| Task to carry out |
Retype all of the entries below line for line, keeping every character and coordinate unchanged.

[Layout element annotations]
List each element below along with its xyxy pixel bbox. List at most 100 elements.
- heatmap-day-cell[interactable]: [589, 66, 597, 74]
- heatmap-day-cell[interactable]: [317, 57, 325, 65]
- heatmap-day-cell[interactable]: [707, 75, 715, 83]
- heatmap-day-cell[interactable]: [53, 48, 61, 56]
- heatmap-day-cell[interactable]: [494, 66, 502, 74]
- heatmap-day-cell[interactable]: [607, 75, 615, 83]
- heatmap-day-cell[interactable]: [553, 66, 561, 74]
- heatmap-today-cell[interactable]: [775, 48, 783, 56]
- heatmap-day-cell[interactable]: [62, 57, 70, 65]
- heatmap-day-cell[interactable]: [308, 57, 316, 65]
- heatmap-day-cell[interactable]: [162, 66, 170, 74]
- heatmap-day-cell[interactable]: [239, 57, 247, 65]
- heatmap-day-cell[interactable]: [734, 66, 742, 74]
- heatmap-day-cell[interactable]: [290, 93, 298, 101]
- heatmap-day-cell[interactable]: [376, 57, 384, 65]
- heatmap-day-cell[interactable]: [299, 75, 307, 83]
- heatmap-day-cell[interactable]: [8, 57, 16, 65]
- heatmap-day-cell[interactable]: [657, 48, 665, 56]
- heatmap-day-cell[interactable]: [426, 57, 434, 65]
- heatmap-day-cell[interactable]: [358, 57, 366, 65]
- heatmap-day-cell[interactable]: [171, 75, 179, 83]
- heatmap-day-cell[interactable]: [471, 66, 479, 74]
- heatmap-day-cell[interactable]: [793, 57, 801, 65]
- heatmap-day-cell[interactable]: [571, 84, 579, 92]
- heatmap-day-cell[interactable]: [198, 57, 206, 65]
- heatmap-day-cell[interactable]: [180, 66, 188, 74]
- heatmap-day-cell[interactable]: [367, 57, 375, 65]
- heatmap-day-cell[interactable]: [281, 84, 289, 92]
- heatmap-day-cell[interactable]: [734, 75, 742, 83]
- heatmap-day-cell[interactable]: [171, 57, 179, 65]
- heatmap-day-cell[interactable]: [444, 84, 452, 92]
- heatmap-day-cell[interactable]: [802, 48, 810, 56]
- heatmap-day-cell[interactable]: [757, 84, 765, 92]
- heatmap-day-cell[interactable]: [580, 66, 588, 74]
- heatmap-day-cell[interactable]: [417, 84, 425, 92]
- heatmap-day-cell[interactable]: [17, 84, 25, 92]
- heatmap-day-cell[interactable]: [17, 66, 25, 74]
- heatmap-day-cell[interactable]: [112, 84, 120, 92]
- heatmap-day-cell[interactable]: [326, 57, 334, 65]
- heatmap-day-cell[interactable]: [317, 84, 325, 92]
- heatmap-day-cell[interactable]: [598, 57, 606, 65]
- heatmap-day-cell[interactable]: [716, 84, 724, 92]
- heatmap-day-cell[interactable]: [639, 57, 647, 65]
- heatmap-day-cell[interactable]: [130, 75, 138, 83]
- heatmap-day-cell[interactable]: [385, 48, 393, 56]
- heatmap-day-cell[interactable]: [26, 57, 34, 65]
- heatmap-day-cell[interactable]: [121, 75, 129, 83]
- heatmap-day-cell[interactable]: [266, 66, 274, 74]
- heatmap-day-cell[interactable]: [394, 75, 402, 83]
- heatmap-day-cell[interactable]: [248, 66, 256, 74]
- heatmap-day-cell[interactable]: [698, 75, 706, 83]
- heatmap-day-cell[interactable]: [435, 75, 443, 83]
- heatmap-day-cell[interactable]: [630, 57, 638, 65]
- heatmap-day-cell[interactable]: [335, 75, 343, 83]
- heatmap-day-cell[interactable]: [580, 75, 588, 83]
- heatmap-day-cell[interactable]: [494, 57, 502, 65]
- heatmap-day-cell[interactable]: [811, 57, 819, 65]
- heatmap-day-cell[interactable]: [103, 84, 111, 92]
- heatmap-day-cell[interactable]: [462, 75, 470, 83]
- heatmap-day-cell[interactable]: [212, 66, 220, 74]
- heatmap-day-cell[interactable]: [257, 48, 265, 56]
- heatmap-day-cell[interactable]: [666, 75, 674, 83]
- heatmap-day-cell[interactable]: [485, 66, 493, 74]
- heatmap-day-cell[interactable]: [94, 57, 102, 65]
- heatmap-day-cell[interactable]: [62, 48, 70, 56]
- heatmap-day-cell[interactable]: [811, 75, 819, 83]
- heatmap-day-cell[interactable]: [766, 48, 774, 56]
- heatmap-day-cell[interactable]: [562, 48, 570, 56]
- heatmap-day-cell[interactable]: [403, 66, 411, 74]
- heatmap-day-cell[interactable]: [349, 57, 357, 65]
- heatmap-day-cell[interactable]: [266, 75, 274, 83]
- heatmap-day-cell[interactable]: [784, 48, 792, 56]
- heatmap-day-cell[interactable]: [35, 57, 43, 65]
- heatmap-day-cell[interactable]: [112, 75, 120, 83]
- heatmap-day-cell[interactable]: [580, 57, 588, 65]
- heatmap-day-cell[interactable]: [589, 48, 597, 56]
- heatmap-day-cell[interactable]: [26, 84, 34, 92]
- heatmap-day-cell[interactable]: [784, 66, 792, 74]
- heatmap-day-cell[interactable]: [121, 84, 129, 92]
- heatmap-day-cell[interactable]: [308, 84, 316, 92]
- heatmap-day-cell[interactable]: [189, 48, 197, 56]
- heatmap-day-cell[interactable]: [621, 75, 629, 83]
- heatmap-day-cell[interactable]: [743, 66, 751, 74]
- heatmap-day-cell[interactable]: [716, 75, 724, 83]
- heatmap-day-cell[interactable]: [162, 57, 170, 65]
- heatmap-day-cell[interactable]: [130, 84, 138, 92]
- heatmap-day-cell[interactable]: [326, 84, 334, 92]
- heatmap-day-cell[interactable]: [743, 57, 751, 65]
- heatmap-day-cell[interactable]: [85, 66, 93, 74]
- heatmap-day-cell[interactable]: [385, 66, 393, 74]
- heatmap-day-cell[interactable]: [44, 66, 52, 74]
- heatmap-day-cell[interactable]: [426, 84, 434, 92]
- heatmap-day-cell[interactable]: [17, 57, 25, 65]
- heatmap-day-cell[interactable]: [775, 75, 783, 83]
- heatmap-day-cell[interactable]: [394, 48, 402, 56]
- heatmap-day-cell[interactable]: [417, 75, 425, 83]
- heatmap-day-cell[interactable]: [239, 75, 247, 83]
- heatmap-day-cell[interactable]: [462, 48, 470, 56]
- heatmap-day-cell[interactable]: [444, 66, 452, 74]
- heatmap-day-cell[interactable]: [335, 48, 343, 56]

| Correct result |
List each element below along with its xyxy pixel bbox. List at most 100 elements.
- heatmap-day-cell[interactable]: [589, 66, 597, 74]
- heatmap-day-cell[interactable]: [317, 57, 325, 65]
- heatmap-day-cell[interactable]: [707, 75, 715, 83]
- heatmap-day-cell[interactable]: [53, 48, 61, 56]
- heatmap-day-cell[interactable]: [494, 66, 502, 74]
- heatmap-day-cell[interactable]: [607, 75, 615, 83]
- heatmap-day-cell[interactable]: [553, 66, 561, 74]
- heatmap-today-cell[interactable]: [775, 48, 783, 56]
- heatmap-day-cell[interactable]: [62, 57, 70, 65]
- heatmap-day-cell[interactable]: [308, 57, 316, 65]
- heatmap-day-cell[interactable]: [162, 66, 170, 74]
- heatmap-day-cell[interactable]: [239, 57, 247, 65]
- heatmap-day-cell[interactable]: [734, 66, 742, 74]
- heatmap-day-cell[interactable]: [290, 93, 298, 101]
- heatmap-day-cell[interactable]: [376, 57, 384, 65]
- heatmap-day-cell[interactable]: [299, 75, 307, 83]
- heatmap-day-cell[interactable]: [8, 57, 16, 65]
- heatmap-day-cell[interactable]: [657, 48, 665, 56]
- heatmap-day-cell[interactable]: [426, 57, 434, 65]
- heatmap-day-cell[interactable]: [358, 57, 366, 65]
- heatmap-day-cell[interactable]: [171, 75, 179, 83]
- heatmap-day-cell[interactable]: [471, 66, 479, 74]
- heatmap-day-cell[interactable]: [793, 57, 801, 65]
- heatmap-day-cell[interactable]: [571, 84, 579, 92]
- heatmap-day-cell[interactable]: [198, 57, 206, 65]
- heatmap-day-cell[interactable]: [180, 66, 188, 74]
- heatmap-day-cell[interactable]: [367, 57, 375, 65]
- heatmap-day-cell[interactable]: [281, 84, 289, 92]
- heatmap-day-cell[interactable]: [734, 75, 742, 83]
- heatmap-day-cell[interactable]: [171, 57, 179, 65]
- heatmap-day-cell[interactable]: [444, 84, 452, 92]
- heatmap-day-cell[interactable]: [802, 48, 810, 56]
- heatmap-day-cell[interactable]: [757, 84, 765, 92]
- heatmap-day-cell[interactable]: [580, 66, 588, 74]
- heatmap-day-cell[interactable]: [417, 84, 425, 92]
- heatmap-day-cell[interactable]: [17, 84, 25, 92]
- heatmap-day-cell[interactable]: [17, 66, 25, 74]
- heatmap-day-cell[interactable]: [112, 84, 120, 92]
- heatmap-day-cell[interactable]: [326, 57, 334, 65]
- heatmap-day-cell[interactable]: [317, 84, 325, 92]
- heatmap-day-cell[interactable]: [598, 57, 606, 65]
- heatmap-day-cell[interactable]: [716, 84, 724, 92]
- heatmap-day-cell[interactable]: [639, 57, 647, 65]
- heatmap-day-cell[interactable]: [130, 75, 138, 83]
- heatmap-day-cell[interactable]: [385, 48, 393, 56]
- heatmap-day-cell[interactable]: [26, 57, 34, 65]
- heatmap-day-cell[interactable]: [121, 75, 129, 83]
- heatmap-day-cell[interactable]: [266, 66, 274, 74]
- heatmap-day-cell[interactable]: [394, 75, 402, 83]
- heatmap-day-cell[interactable]: [248, 66, 256, 74]
- heatmap-day-cell[interactable]: [698, 75, 706, 83]
- heatmap-day-cell[interactable]: [435, 75, 443, 83]
- heatmap-day-cell[interactable]: [630, 57, 638, 65]
- heatmap-day-cell[interactable]: [335, 75, 343, 83]
- heatmap-day-cell[interactable]: [580, 75, 588, 83]
- heatmap-day-cell[interactable]: [494, 57, 502, 65]
- heatmap-day-cell[interactable]: [811, 57, 819, 65]
- heatmap-day-cell[interactable]: [103, 84, 111, 92]
- heatmap-day-cell[interactable]: [462, 75, 470, 83]
- heatmap-day-cell[interactable]: [212, 66, 220, 74]
- heatmap-day-cell[interactable]: [257, 48, 265, 56]
- heatmap-day-cell[interactable]: [666, 75, 674, 83]
- heatmap-day-cell[interactable]: [485, 66, 493, 74]
- heatmap-day-cell[interactable]: [94, 57, 102, 65]
- heatmap-day-cell[interactable]: [62, 48, 70, 56]
- heatmap-day-cell[interactable]: [811, 75, 819, 83]
- heatmap-day-cell[interactable]: [766, 48, 774, 56]
- heatmap-day-cell[interactable]: [562, 48, 570, 56]
- heatmap-day-cell[interactable]: [403, 66, 411, 74]
- heatmap-day-cell[interactable]: [349, 57, 357, 65]
- heatmap-day-cell[interactable]: [266, 75, 274, 83]
- heatmap-day-cell[interactable]: [784, 48, 792, 56]
- heatmap-day-cell[interactable]: [35, 57, 43, 65]
- heatmap-day-cell[interactable]: [112, 75, 120, 83]
- heatmap-day-cell[interactable]: [580, 57, 588, 65]
- heatmap-day-cell[interactable]: [589, 48, 597, 56]
- heatmap-day-cell[interactable]: [26, 84, 34, 92]
- heatmap-day-cell[interactable]: [784, 66, 792, 74]
- heatmap-day-cell[interactable]: [121, 84, 129, 92]
- heatmap-day-cell[interactable]: [308, 84, 316, 92]
- heatmap-day-cell[interactable]: [189, 48, 197, 56]
- heatmap-day-cell[interactable]: [621, 75, 629, 83]
- heatmap-day-cell[interactable]: [743, 66, 751, 74]
- heatmap-day-cell[interactable]: [716, 75, 724, 83]
- heatmap-day-cell[interactable]: [162, 57, 170, 65]
- heatmap-day-cell[interactable]: [130, 84, 138, 92]
- heatmap-day-cell[interactable]: [326, 84, 334, 92]
- heatmap-day-cell[interactable]: [743, 57, 751, 65]
- heatmap-day-cell[interactable]: [85, 66, 93, 74]
- heatmap-day-cell[interactable]: [385, 66, 393, 74]
- heatmap-day-cell[interactable]: [44, 66, 52, 74]
- heatmap-day-cell[interactable]: [426, 84, 434, 92]
- heatmap-day-cell[interactable]: [17, 57, 25, 65]
- heatmap-day-cell[interactable]: [775, 75, 783, 83]
- heatmap-day-cell[interactable]: [394, 48, 402, 56]
- heatmap-day-cell[interactable]: [417, 75, 425, 83]
- heatmap-day-cell[interactable]: [239, 75, 247, 83]
- heatmap-day-cell[interactable]: [462, 48, 470, 56]
- heatmap-day-cell[interactable]: [444, 66, 452, 74]
- heatmap-day-cell[interactable]: [335, 48, 343, 56]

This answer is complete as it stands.